Instruction: Go through the material below and copy each line where the word "image" appears.

## Begin

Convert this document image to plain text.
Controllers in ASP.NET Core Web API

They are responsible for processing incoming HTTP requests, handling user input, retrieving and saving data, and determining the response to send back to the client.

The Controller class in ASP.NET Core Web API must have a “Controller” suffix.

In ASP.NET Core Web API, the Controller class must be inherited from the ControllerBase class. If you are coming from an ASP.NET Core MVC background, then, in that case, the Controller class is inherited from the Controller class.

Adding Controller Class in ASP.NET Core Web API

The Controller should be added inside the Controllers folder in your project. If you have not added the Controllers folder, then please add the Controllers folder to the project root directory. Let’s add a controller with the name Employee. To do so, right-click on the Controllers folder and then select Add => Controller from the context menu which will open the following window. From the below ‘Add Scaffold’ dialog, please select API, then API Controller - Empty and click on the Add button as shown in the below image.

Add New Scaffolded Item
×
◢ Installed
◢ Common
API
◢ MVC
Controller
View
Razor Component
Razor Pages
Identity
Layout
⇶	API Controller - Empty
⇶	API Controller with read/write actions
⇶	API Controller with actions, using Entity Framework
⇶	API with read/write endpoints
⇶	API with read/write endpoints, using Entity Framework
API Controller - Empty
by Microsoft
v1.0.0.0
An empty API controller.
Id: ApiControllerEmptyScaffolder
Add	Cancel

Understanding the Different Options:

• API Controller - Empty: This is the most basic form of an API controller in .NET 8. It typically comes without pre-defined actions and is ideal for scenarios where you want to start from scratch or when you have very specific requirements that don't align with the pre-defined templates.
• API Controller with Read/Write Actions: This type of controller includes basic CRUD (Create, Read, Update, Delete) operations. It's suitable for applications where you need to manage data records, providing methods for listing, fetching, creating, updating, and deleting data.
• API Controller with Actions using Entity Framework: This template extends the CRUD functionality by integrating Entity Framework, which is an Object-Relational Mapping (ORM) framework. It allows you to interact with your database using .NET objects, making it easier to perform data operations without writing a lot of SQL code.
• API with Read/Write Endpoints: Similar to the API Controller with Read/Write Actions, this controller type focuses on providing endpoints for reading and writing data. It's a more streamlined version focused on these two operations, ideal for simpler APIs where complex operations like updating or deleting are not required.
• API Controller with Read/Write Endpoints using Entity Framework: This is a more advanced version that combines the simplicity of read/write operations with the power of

## End

Solved problem:
Convert this document image to plain text.
The Controller should be added inside the Controllers folder in your project. If you have not added the Controllers folder, then please add the Controllers folder to the project root directory. Let’s add a controller with the name Employee. To do so, right-click on the Controllers folder and then select Add => Controller from the context menu which will open the following window. From the below ‘Add Scaffold’ dialog, please select API, then API Controller - Empty and click on the Add button as shown in the below image.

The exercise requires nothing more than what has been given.